» EXERCISE DIRECTIONS
Quote every line below exactly as it reads.

» MATERIAL TO PROCESS

>> Start

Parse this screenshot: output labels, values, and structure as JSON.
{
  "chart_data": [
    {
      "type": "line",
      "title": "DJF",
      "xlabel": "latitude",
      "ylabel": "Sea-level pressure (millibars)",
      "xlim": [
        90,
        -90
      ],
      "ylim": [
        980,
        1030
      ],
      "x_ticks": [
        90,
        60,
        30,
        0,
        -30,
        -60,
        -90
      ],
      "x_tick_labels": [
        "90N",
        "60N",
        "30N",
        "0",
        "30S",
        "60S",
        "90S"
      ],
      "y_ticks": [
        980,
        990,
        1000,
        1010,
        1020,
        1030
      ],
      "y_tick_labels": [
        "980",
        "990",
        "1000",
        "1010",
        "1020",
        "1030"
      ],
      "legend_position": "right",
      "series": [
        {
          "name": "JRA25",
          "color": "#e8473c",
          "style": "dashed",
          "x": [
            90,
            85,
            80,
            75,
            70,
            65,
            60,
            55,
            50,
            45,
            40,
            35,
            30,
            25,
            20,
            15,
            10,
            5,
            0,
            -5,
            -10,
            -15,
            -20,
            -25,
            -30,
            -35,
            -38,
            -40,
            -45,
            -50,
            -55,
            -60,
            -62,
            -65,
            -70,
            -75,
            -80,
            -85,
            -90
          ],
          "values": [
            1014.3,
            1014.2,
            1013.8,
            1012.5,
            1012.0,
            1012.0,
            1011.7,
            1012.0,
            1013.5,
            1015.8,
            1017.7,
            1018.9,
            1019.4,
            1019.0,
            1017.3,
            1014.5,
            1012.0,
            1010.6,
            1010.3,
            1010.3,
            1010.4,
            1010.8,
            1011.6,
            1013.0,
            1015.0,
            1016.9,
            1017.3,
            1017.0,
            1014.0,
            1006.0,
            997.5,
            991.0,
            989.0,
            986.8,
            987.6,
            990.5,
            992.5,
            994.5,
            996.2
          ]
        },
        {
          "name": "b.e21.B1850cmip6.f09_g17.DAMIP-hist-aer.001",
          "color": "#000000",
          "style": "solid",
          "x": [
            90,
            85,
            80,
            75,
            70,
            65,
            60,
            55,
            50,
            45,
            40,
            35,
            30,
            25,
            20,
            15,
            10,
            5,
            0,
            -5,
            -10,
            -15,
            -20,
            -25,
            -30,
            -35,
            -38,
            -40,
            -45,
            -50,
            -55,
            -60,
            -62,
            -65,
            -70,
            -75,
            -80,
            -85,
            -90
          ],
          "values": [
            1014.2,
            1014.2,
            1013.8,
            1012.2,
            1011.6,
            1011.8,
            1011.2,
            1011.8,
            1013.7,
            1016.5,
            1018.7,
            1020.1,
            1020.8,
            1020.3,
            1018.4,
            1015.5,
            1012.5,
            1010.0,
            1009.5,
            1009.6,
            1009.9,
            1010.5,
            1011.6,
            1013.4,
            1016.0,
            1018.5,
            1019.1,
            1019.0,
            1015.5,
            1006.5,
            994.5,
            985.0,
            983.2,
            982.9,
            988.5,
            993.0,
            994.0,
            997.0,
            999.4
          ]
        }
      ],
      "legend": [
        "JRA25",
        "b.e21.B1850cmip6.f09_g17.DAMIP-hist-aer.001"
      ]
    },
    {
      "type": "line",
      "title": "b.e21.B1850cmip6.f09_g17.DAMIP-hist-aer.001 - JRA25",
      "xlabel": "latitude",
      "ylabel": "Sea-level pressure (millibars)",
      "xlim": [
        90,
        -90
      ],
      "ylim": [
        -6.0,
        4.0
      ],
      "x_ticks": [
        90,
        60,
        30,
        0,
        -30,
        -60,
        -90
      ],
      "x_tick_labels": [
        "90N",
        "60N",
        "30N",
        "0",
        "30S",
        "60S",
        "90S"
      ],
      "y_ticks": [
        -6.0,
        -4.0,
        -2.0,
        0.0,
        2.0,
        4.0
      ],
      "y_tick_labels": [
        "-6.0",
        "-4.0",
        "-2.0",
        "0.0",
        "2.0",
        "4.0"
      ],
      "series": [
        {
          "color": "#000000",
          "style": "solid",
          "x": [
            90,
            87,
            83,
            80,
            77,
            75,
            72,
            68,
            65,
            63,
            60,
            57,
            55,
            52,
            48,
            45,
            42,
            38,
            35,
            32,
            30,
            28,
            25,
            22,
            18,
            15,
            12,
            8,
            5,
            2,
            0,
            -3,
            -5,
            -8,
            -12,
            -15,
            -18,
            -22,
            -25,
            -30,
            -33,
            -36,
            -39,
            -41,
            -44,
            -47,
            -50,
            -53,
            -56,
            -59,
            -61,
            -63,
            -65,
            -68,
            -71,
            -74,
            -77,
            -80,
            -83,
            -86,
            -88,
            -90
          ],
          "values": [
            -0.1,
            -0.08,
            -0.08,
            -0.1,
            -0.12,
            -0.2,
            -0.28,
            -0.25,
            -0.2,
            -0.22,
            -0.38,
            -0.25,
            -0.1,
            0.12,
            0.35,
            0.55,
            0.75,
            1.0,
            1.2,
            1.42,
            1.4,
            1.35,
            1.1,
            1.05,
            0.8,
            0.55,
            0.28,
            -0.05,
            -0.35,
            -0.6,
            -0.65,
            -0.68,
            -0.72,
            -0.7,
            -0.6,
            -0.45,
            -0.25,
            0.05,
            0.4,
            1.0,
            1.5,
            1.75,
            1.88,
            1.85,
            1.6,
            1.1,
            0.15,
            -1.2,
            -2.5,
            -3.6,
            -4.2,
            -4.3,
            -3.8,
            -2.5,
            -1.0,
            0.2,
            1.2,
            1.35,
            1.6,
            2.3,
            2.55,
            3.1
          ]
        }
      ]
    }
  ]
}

>> End

» RESPONSE
Parse this screenshot: output labels, values, and structure as JSON.
{
  "chart_data": [
    {
      "type": "line",
      "title": "DJF",
      "xlabel": "latitude",
      "ylabel": "Sea-level pressure (millibars)",
      "xlim": [
        90,
        -90
      ],
      "ylim": [
        980,
        1030
      ],
      "x_ticks": [
        90,
        60,
        30,
        0,
        -30,
        -60,
        -90
      ],
      "x_tick_labels": [
        "90N",
        "60N",
        "30N",
        "0",
        "30S",
        "60S",
        "90S"
      ],
      "y_ticks": [
        980,
        990,
        1000,
        1010,
        1020,
        1030
      ],
      "y_tick_labels": [
        "980",
        "990",
        "1000",
        "1010",
        "1020",
        "1030"
      ],
      "legend_position": "right",
      "series": [
        {
          "name": "JRA25",
          "color": "#e8473c",
          "style": "dashed",
          "x": [
            90,
            85,
            80,
            75,
            70,
            65,
            60,
            55,
            50,
            45,
            40,
            35,
            30,
            25,
            20,
            15,
            10,
            5,
            0,
            -5,
            -10,
            -15,
            -20,
            -25,
            -30,
            -35,
            -38,
            -40,
            -45,
            -50,
            -55,
            -60,
            -62,
            -65,
            -70,
            -75,
            -80,
            -85,
            -90
          ],
          "values": [
            1014.3,
            1014.2,
            1013.8,
            1012.5,
            1012.0,
            1012.0,
            1011.7,
            1012.0,
            1013.5,
            1015.8,
            1017.7,
            1018.9,
            1019.4,
            1019.0,
            1017.3,
            1014.5,
            1012.0,
            1010.6,
            1010.3,
            1010.3,
            1010.4,
            1010.8,
            1011.6,
            1013.0,
            1015.0,
            1016.9,
            1017.3,
            1017.0,
            1014.0,
            1006.0,
            997.5,
            991.0,
            989.0,
            986.8,
            987.6,
            990.5,
            992.5,
            994.5,
            996.2
          ]
        },
        {
          "name": "b.e21.B1850cmip6.f09_g17.DAMIP-hist-aer.001",
          "color": "#000000",
          "style": "solid",
          "x": [
            90,
            85,
            80,
            75,
            70,
            65,
            60,
            55,
            50,
            45,
            40,
            35,
            30,
            25,
            20,
            15,
            10,
            5,
            0,
            -5,
            -10,
            -15,
            -20,
            -25,
            -30,
            -35,
            -38,
            -40,
            -45,
            -50,
            -55,
            -60,
            -62,
            -65,
            -70,
            -75,
            -80,
            -85,
            -90
          ],
          "values": [
            1014.2,
            1014.2,
            1013.8,
            1012.2,
            1011.6,
            1011.8,
            1011.2,
            1011.8,
            1013.7,
            1016.5,
            1018.7,
            1020.1,
            1020.8,
            1020.3,
            1018.4,
            1015.5,
            1012.5,
            1010.0,
            1009.5,
            1009.6,
            1009.9,
            1010.5,
            1011.6,
            1013.4,
            1016.0,
            1018.5,
            1019.1,
            1019.0,
            1015.5,
            1006.5,
            994.5,
            985.0,
            983.2,
            982.9,
            988.5,
            993.0,
            994.0,
            997.0,
            999.4
          ]
        }
      ],
      "legend": [
        "JRA25",
        "b.e21.B1850cmip6.f09_g17.DAMIP-hist-aer.001"
      ]
    },
    {
      "type": "line",
      "title": "b.e21.B1850cmip6.f09_g17.DAMIP-hist-aer.001 - JRA25",
      "xlabel": "latitude",
      "ylabel": "Sea-level pressure (millibars)",
      "xlim": [
        90,
        -90
      ],
      "ylim": [
        -6.0,
        4.0
      ],
      "x_ticks": [
        90,
        60,
        30,
        0,
        -30,
        -60,
        -90
      ],
      "x_tick_labels": [
        "90N",
        "60N",
        "30N",
        "0",
        "30S",
        "60S",
        "90S"
      ],
      "y_ticks": [
        -6.0,
        -4.0,
        -2.0,
        0.0,
        2.0,
        4.0
      ],
      "y_tick_labels": [
        "-6.0",
        "-4.0",
        "-2.0",
        "0.0",
        "2.0",
        "4.0"
      ],
      "series": [
        {
          "color": "#000000",
          "style": "solid",
          "x": [
            90,
            87,
            83,
            80,
            77,
            75,
            72,
            68,
            65,
            63,
            60,
            57,
            55,
            52,
            48,
            45,
            42,
            38,
            35,
            32,
            30,
            28,
            25,
            22,
            18,
            15,
            12,
            8,
            5,
            2,
            0,
            -3,
            -5,
            -8,
            -12,
            -15,
            -18,
            -22,
            -25,
            -30,
            -33,
            -36,
            -39,
            -41,
            -44,
            -47,
            -50,
            -53,
            -56,
            -59,
            -61,
            -63,
            -65,
            -68,
            -71,
            -74,
            -77,
            -80,
            -83,
            -86,
            -88,
            -90
          ],
          "values": [
            -0.1,
            -0.08,
            -0.08,
            -0.1,
            -0.12,
            -0.2,
            -0.28,
            -0.25,
            -0.2,
            -0.22,
            -0.38,
            -0.25,
            -0.1,
            0.12,
            0.35,
            0.55,
            0.75,
            1.0,
            1.2,
            1.42,
            1.4,
            1.35,
            1.1,
            1.05,
            0.8,
            0.55,
            0.28,
            -0.05,
            -0.35,
            -0.6,
            -0.65,
            -0.68,
            -0.72,
            -0.7,
            -0.6,
            -0.45,
            -0.25,
            0.05,
            0.4,
            1.0,
            1.5,
            1.75,
            1.88,
            1.85,
            1.6,
            1.1,
            0.15,
            -1.2,
            -2.5,
            -3.6,
            -4.2,
            -4.3,
            -3.8,
            -2.5,
            -1.0,
            0.2,
            1.2,
            1.35,
            1.6,
            2.3,
            2.55,
            3.1
          ]
        }
      ]
    }
  ]
}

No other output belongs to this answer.